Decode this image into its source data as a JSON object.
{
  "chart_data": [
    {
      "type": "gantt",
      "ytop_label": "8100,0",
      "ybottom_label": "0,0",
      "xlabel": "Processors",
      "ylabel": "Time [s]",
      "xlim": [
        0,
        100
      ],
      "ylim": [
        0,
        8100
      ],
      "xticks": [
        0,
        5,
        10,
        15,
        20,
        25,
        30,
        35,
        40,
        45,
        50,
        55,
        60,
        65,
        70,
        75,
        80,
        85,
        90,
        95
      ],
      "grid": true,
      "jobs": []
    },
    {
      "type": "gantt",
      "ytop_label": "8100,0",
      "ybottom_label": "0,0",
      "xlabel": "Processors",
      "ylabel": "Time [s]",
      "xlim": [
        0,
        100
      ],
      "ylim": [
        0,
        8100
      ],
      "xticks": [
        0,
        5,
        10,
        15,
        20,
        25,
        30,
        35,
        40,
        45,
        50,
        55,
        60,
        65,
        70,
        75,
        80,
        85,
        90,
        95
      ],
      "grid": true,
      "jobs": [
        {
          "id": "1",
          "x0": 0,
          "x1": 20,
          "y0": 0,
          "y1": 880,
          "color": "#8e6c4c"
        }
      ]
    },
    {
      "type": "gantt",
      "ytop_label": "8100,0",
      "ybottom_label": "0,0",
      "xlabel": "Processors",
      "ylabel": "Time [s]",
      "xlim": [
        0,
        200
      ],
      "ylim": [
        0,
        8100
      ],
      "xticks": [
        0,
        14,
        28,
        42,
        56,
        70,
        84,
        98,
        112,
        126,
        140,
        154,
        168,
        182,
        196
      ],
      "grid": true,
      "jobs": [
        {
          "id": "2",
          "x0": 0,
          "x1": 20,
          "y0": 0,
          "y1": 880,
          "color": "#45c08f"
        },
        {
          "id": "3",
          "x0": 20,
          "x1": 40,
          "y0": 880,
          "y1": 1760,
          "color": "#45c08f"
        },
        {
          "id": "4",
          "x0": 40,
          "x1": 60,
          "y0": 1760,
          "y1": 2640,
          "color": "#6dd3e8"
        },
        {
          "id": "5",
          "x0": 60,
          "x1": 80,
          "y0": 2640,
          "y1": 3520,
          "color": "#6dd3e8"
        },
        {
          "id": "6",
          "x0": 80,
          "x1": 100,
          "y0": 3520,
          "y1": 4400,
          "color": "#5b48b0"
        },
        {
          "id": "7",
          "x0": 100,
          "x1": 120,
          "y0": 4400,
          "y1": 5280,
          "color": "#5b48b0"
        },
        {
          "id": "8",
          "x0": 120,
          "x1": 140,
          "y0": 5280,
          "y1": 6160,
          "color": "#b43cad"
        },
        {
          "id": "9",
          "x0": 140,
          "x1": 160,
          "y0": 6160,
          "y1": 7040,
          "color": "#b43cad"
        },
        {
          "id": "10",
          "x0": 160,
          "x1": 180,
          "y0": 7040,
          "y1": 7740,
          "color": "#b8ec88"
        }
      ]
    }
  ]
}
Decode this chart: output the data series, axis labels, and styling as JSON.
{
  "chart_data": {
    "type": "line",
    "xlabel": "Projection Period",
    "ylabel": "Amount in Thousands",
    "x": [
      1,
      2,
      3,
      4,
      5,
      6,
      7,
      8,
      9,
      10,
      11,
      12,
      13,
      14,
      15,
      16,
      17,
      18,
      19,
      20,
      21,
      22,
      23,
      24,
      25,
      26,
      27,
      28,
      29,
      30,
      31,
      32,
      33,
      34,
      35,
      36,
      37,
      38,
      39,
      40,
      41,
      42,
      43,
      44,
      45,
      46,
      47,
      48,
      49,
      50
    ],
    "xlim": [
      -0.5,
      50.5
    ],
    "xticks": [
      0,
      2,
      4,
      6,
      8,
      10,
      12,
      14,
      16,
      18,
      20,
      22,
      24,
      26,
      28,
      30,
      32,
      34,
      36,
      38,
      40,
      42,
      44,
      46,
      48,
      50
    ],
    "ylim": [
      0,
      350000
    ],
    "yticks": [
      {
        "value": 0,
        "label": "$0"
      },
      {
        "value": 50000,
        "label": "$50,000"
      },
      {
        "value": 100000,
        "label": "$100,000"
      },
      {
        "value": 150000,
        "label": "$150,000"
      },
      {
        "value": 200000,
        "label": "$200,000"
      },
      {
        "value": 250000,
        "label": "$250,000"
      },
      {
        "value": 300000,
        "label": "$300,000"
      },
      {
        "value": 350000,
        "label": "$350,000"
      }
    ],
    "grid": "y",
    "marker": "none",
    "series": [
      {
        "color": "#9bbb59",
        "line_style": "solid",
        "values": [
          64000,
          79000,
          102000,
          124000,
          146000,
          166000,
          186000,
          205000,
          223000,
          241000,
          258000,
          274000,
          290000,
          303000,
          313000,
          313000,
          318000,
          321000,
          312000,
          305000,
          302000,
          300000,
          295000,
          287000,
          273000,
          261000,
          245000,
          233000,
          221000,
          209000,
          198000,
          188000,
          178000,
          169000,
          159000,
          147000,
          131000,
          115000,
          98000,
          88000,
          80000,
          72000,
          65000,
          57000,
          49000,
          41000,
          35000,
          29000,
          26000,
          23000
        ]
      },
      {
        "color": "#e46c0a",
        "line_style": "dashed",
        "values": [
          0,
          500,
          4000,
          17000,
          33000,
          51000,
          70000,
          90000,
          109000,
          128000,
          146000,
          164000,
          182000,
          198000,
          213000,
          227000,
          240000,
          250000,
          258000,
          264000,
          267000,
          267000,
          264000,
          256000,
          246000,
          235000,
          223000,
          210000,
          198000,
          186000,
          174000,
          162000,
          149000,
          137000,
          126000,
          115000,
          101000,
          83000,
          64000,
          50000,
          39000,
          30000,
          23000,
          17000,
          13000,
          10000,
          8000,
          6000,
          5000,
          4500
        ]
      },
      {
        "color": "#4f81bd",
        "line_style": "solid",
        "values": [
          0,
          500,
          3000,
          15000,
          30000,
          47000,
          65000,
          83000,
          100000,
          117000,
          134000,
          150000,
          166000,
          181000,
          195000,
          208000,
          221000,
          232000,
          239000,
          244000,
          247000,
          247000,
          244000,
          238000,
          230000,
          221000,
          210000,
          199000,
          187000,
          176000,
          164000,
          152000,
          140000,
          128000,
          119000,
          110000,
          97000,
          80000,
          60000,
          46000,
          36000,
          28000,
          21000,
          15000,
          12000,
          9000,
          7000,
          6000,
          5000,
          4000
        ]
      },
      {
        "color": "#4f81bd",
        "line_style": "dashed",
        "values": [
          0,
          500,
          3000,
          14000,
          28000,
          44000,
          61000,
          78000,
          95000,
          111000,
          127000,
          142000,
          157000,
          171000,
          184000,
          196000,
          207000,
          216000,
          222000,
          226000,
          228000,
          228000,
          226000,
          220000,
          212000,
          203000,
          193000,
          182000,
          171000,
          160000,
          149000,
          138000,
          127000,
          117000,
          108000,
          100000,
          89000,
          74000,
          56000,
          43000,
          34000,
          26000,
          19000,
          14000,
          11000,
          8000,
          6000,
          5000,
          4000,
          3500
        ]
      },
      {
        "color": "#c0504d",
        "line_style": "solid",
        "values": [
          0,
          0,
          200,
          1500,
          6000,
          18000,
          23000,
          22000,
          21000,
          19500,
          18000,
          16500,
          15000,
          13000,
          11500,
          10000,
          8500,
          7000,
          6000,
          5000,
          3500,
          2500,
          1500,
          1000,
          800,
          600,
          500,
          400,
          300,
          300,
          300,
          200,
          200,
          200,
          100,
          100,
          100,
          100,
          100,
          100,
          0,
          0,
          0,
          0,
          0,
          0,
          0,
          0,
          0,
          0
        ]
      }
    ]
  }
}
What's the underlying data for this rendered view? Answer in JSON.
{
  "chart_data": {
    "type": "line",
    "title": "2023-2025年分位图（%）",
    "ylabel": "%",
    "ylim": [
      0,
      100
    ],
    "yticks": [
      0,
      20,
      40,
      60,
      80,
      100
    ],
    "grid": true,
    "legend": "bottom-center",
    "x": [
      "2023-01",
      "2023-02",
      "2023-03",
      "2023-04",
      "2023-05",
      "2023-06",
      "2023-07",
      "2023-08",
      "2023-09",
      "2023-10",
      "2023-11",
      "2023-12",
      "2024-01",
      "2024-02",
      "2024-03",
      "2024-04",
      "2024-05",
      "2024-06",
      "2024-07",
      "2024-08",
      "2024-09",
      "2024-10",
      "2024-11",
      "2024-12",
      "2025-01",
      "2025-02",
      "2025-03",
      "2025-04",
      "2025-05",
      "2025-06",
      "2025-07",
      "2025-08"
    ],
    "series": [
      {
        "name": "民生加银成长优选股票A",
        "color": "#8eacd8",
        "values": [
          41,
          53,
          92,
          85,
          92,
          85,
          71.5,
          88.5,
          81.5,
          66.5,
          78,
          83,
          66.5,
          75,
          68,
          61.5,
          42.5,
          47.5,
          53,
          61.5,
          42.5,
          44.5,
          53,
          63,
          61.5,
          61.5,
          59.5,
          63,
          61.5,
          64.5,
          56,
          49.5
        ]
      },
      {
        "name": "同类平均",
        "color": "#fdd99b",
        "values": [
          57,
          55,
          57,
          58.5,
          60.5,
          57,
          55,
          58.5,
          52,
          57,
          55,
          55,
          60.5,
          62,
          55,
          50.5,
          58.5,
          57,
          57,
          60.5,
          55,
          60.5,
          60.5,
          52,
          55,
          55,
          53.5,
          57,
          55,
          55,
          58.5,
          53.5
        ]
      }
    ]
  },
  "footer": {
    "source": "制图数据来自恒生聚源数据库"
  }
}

### Problem to solve
Using the data above, say how many lines include "JSON". No other reply is needed.

### Correct output
3